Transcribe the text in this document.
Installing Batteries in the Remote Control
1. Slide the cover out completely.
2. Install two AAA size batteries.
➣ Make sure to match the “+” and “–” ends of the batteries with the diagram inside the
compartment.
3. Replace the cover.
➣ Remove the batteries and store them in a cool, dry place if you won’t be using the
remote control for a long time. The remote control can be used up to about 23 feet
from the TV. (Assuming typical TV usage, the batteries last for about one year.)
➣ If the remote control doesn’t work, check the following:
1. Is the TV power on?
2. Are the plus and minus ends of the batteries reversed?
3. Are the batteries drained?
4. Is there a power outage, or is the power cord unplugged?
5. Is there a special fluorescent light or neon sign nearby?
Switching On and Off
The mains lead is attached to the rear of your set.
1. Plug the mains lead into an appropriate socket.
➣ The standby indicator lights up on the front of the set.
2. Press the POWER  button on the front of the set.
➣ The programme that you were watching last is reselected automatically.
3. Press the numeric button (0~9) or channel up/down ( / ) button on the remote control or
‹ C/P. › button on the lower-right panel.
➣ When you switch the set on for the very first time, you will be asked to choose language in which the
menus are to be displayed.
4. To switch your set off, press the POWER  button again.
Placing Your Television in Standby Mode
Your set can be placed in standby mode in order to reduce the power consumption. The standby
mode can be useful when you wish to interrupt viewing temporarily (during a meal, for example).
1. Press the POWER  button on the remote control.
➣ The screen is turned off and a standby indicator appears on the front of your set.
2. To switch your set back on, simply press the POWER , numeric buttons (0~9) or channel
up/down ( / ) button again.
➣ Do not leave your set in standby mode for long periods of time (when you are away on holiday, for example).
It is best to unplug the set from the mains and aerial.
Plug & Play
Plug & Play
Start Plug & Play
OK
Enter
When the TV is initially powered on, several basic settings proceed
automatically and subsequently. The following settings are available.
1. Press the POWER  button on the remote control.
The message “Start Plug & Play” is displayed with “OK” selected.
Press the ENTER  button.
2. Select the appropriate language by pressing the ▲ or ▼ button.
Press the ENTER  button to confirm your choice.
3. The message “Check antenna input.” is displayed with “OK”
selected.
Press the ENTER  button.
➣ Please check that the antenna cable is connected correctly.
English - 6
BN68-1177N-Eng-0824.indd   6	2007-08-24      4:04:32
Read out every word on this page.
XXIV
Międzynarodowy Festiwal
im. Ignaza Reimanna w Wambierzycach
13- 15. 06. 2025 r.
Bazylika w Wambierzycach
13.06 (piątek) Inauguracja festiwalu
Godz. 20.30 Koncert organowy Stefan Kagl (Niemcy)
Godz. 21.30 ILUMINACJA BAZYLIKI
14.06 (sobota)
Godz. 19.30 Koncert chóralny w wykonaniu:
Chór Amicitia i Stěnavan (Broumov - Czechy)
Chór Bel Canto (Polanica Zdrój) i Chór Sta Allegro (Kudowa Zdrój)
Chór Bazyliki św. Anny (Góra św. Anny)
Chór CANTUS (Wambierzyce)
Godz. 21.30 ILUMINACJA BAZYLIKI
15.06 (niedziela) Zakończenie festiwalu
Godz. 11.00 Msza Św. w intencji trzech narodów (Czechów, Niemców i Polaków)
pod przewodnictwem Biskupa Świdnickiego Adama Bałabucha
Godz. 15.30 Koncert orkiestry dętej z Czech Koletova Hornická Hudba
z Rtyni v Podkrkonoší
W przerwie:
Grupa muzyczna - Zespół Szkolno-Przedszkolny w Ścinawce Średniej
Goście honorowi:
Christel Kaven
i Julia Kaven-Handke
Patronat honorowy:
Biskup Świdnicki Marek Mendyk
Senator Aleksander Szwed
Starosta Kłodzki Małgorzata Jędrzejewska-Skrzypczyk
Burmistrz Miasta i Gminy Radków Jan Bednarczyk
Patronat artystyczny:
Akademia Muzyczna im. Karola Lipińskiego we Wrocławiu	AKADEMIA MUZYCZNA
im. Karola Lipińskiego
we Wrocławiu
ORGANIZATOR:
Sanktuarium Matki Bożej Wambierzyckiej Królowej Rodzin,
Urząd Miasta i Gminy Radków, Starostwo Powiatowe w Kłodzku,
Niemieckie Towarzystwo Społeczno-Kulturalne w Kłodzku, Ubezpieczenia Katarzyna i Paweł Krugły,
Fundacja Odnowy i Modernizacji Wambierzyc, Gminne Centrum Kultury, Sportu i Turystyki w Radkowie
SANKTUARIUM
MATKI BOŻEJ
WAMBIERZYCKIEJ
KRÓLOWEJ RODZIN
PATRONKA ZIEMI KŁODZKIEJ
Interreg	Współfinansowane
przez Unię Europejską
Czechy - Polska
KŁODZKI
····················
REQUIRED TASK — Set out the complete listing exactly as shown.

RESPONSE TO THIS EXERCISE —
Transcribe the text in this document.
Installing Batteries in the Remote Control
1. Slide the cover out completely.
2. Install two AAA size batteries.
➣ Make sure to match the “+” and “–” ends of the batteries with the diagram inside the
compartment.
3. Replace the cover.
➣ Remove the batteries and store them in a cool, dry place if you won’t be using the
remote control for a long time. The remote control can be used up to about 23 feet
from the TV. (Assuming typical TV usage, the batteries last for about one year.)
➣ If the remote control doesn’t work, check the following:
1. Is the TV power on?
2. Are the plus and minus ends of the batteries reversed?
3. Are the batteries drained?
4. Is there a power outage, or is the power cord unplugged?
5. Is there a special fluorescent light or neon sign nearby?
Switching On and Off
The mains lead is attached to the rear of your set.
1. Plug the mains lead into an appropriate socket.
➣ The standby indicator lights up on the front of the set.
2. Press the POWER  button on the front of the set.
➣ The programme that you were watching last is reselected automatically.
3. Press the numeric button (0~9) or channel up/down ( / ) button on the remote control or
‹ C/P. › button on the lower-right panel.
➣ When you switch the set on for the very first time, you will be asked to choose language in which the
menus are to be displayed.
4. To switch your set off, press the POWER  button again.
Placing Your Television in Standby Mode
Your set can be placed in standby mode in order to reduce the power consumption. The standby
mode can be useful when you wish to interrupt viewing temporarily (during a meal, for example).
1. Press the POWER  button on the remote control.
➣ The screen is turned off and a standby indicator appears on the front of your set.
2. To switch your set back on, simply press the POWER , numeric buttons (0~9) or channel
up/down ( / ) button again.
➣ Do not leave your set in standby mode for long periods of time (when you are away on holiday, for example).
It is best to unplug the set from the mains and aerial.
Plug & Play
Plug & Play
Start Plug & Play
OK
Enter
When the TV is initially powered on, several basic settings proceed
automatically and subsequently. The following settings are available.
1. Press the POWER  button on the remote control.
The message “Start Plug & Play” is displayed with “OK” selected.
Press the ENTER  button.
2. Select the appropriate language by pressing the ▲ or ▼ button.
Press the ENTER  button to confirm your choice.
3. The message “Check antenna input.” is displayed with “OK”
selected.
Press the ENTER  button.
➣ Please check that the antenna cable is connected correctly.
English - 6
BN68-1177N-Eng-0824.indd   6	2007-08-24      4:04:32
Read out every word on this page.
XXIV
Międzynarodowy Festiwal
im. Ignaza Reimanna w Wambierzycach
13- 15. 06. 2025 r.
Bazylika w Wambierzycach
13.06 (piątek) Inauguracja festiwalu
Godz. 20.30 Koncert organowy Stefan Kagl (Niemcy)
Godz. 21.30 ILUMINACJA BAZYLIKI
14.06 (sobota)
Godz. 19.30 Koncert chóralny w wykonaniu:
Chór Amicitia i Stěnavan (Broumov - Czechy)
Chór Bel Canto (Polanica Zdrój) i Chór Sta Allegro (Kudowa Zdrój)
Chór Bazyliki św. Anny (Góra św. Anny)
Chór CANTUS (Wambierzyce)
Godz. 21.30 ILUMINACJA BAZYLIKI
15.06 (niedziela) Zakończenie festiwalu
Godz. 11.00 Msza Św. w intencji trzech narodów (Czechów, Niemców i Polaków)
pod przewodnictwem Biskupa Świdnickiego Adama Bałabucha
Godz. 15.30 Koncert orkiestry dętej z Czech Koletova Hornická Hudba
z Rtyni v Podkrkonoší
W przerwie:
Grupa muzyczna - Zespół Szkolno-Przedszkolny w Ścinawce Średniej
Goście honorowi:
Christel Kaven
i Julia Kaven-Handke
Patronat honorowy:
Biskup Świdnicki Marek Mendyk
Senator Aleksander Szwed
Starosta Kłodzki Małgorzata Jędrzejewska-Skrzypczyk
Burmistrz Miasta i Gminy Radków Jan Bednarczyk
Patronat artystyczny:
Akademia Muzyczna im. Karola Lipińskiego we Wrocławiu	AKADEMIA MUZYCZNA
im. Karola Lipińskiego
we Wrocławiu
ORGANIZATOR:
Sanktuarium Matki Bożej Wambierzyckiej Królowej Rodzin,
Urząd Miasta i Gminy Radków, Starostwo Powiatowe w Kłodzku,
Niemieckie Towarzystwo Społeczno-Kulturalne w Kłodzku, Ubezpieczenia Katarzyna i Paweł Krugły,
Fundacja Odnowy i Modernizacji Wambierzyc, Gminne Centrum Kultury, Sportu i Turystyki w Radkowie
SANKTUARIUM
MATKI BOŻEJ
WAMBIERZYCKIEJ
KRÓLOWEJ RODZIN
PATRONKA ZIEMI KŁODZKIEJ
Interreg	Współfinansowane
przez Unię Europejską
Czechy - Polska
KŁODZKI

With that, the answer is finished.